### THE PROBLEM
Output the data that follows exactly, line for line.

Stored items:
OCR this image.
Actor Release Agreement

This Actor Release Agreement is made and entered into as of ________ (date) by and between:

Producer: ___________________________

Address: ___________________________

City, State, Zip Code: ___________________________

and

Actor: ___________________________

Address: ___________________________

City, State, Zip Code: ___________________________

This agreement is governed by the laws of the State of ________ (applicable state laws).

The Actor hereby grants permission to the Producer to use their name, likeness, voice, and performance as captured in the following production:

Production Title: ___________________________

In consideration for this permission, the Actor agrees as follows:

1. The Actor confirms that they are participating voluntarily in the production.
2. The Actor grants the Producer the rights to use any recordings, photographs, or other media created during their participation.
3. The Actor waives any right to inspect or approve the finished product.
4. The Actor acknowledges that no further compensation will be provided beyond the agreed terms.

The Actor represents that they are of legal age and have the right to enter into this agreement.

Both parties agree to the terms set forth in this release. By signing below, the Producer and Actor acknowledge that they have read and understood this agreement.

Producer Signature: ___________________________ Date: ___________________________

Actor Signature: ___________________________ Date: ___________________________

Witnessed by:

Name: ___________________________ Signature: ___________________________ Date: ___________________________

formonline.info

### SOLUTION FOR THIS PROBLEM
OCR this image.
Actor Release Agreement

This Actor Release Agreement is made and entered into as of ________ (date) by and between:

Producer: ___________________________

Address: ___________________________

City, State, Zip Code: ___________________________

and

Actor: ___________________________

Address: ___________________________

City, State, Zip Code: ___________________________

This agreement is governed by the laws of the State of ________ (applicable state laws).

The Actor hereby grants permission to the Producer to use their name, likeness, voice, and performance as captured in the following production:

Production Title: ___________________________

In consideration for this permission, the Actor agrees as follows:

1. The Actor confirms that they are participating voluntarily in the production.
2. The Actor grants the Producer the rights to use any recordings, photographs, or other media created during their participation.
3. The Actor waives any right to inspect or approve the finished product.
4. The Actor acknowledges that no further compensation will be provided beyond the agreed terms.

The Actor represents that they are of legal age and have the right to enter into this agreement.

Both parties agree to the terms set forth in this release. By signing below, the Producer and Actor acknowledge that they have read and understood this agreement.

Producer Signature: ___________________________ Date: ___________________________

Actor Signature: ___________________________ Date: ___________________________

Witnessed by:

Name: ___________________________ Signature: ___________________________ Date: ___________________________

formonline.info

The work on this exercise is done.